------ DATASET EXCERPTS

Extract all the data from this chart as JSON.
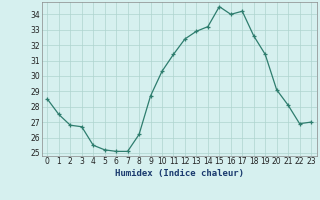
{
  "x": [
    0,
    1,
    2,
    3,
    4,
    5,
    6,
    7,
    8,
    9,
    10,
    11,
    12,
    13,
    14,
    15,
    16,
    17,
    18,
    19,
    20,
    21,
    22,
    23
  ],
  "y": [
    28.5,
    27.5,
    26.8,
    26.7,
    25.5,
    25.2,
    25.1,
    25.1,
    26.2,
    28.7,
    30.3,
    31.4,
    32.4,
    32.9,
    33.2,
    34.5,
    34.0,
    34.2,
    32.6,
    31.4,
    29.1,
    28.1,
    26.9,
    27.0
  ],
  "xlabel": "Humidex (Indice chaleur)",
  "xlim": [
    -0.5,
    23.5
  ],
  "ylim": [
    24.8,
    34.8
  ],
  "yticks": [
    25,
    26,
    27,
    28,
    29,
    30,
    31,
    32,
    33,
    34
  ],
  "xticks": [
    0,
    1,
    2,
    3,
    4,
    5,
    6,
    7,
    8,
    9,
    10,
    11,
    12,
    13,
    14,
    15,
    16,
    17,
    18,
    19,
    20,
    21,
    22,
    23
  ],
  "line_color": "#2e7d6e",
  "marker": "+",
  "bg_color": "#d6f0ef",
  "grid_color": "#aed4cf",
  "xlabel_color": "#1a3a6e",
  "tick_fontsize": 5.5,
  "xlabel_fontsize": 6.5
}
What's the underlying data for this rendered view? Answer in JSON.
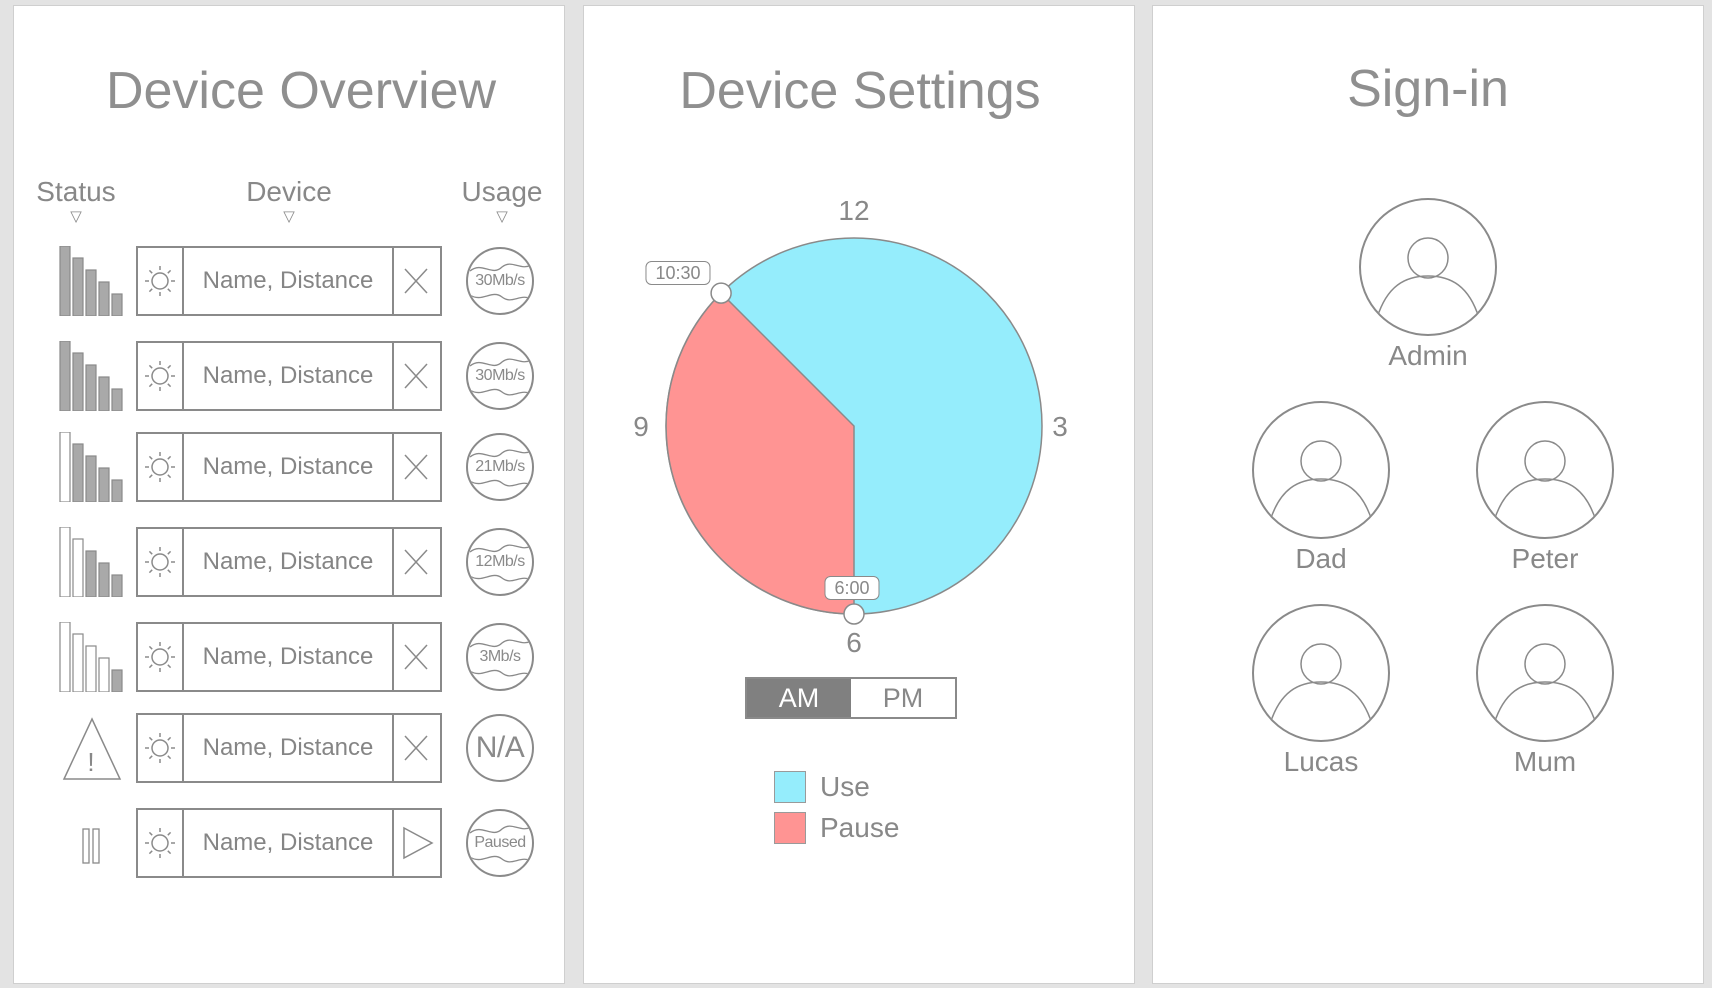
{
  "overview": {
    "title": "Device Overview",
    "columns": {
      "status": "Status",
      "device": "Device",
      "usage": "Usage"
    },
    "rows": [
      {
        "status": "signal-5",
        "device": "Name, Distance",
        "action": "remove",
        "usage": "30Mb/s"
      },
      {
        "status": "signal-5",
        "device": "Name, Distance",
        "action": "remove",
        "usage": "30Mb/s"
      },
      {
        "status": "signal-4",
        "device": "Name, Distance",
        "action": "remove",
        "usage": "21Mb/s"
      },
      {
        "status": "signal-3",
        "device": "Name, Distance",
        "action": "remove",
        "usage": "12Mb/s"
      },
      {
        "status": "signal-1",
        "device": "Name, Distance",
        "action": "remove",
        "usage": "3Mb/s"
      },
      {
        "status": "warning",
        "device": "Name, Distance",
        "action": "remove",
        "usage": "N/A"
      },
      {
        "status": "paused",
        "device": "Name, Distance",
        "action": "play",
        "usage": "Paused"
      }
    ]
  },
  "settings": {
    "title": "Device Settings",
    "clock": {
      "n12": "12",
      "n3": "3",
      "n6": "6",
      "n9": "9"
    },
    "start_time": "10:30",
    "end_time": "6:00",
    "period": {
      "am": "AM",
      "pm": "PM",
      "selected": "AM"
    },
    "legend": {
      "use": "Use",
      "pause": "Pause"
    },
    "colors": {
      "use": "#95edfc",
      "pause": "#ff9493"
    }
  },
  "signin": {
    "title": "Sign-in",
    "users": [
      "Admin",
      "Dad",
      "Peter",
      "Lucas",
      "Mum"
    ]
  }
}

------------

- [PROBLEM DETAILS]: Leave out the pictures and output every record above precisely as given.

- [RESULT OF THE TASK]:
Extract all the data from this chart as JSON.
{
  "x": [
    0,
    1,
    2,
    3,
    4,
    5,
    6,
    7,
    8,
    9,
    10,
    11,
    12,
    13,
    14,
    15,
    16,
    17,
    18,
    19,
    20,
    21,
    22,
    23
  ],
  "y": [
    28.5,
    27.5,
    26.8,
    26.7,
    25.5,
    25.2,
    25.1,
    25.1,
    26.2,
    28.7,
    30.3,
    31.4,
    32.4,
    32.9,
    33.2,
    34.5,
    34.0,
    34.2,
    32.6,
    31.4,
    29.1,
    28.1,
    26.9,
    27.0
  ],
  "xlabel": "Humidex (Indice chaleur)",
  "xlim": [
    -0.5,
    23.5
  ],
  "ylim": [
    24.8,
    34.8
  ],
  "yticks": [
    25,
    26,
    27,
    28,
    29,
    30,
    31,
    32,
    33,
    34
  ],
  "xticks": [
    0,
    1,
    2,
    3,
    4,
    5,
    6,
    7,
    8,
    9,
    10,
    11,
    12,
    13,
    14,
    15,
    16,
    17,
    18,
    19,
    20,
    21,
    22,
    23
  ],
  "line_color": "#2e7d6e",
  "marker": "+",
  "bg_color": "#d6f0ef",
  "grid_color": "#aed4cf",
  "xlabel_color": "#1a3a6e",
  "tick_fontsize": 5.5,
  "xlabel_fontsize": 6.5
}
What's the underlying data for this rendered view? Answer in JSON.
{
  "overview": {
    "title": "Device Overview",
    "columns": {
      "status": "Status",
      "device": "Device",
      "usage": "Usage"
    },
    "rows": [
      {
        "status": "signal-5",
        "device": "Name, Distance",
        "action": "remove",
        "usage": "30Mb/s"
      },
      {
        "status": "signal-5",
        "device": "Name, Distance",
        "action": "remove",
        "usage": "30Mb/s"
      },
      {
        "status": "signal-4",
        "device": "Name, Distance",
        "action": "remove",
        "usage": "21Mb/s"
      },
      {
        "status": "signal-3",
        "device": "Name, Distance",
        "action": "remove",
        "usage": "12Mb/s"
      },
      {
        "status": "signal-1",
        "device": "Name, Distance",
        "action": "remove",
        "usage": "3Mb/s"
      },
      {
        "status": "warning",
        "device": "Name, Distance",
        "action": "remove",
        "usage": "N/A"
      },
      {
        "status": "paused",
        "device": "Name, Distance",
        "action": "play",
        "usage": "Paused"
      }
    ]
  },
  "settings": {
    "title": "Device Settings",
    "clock": {
      "n12": "12",
      "n3": "3",
      "n6": "6",
      "n9": "9"
    },
    "start_time": "10:30",
    "end_time": "6:00",
    "period": {
      "am": "AM",
      "pm": "PM",
      "selected": "AM"
    },
    "legend": {
      "use": "Use",
      "pause": "Pause"
    },
    "colors": {
      "use": "#95edfc",
      "pause": "#ff9493"
    }
  },
  "signin": {
    "title": "Sign-in",
    "users": [
      "Admin",
      "Dad",
      "Peter",
      "Lucas",
      "Mum"
    ]
  }
}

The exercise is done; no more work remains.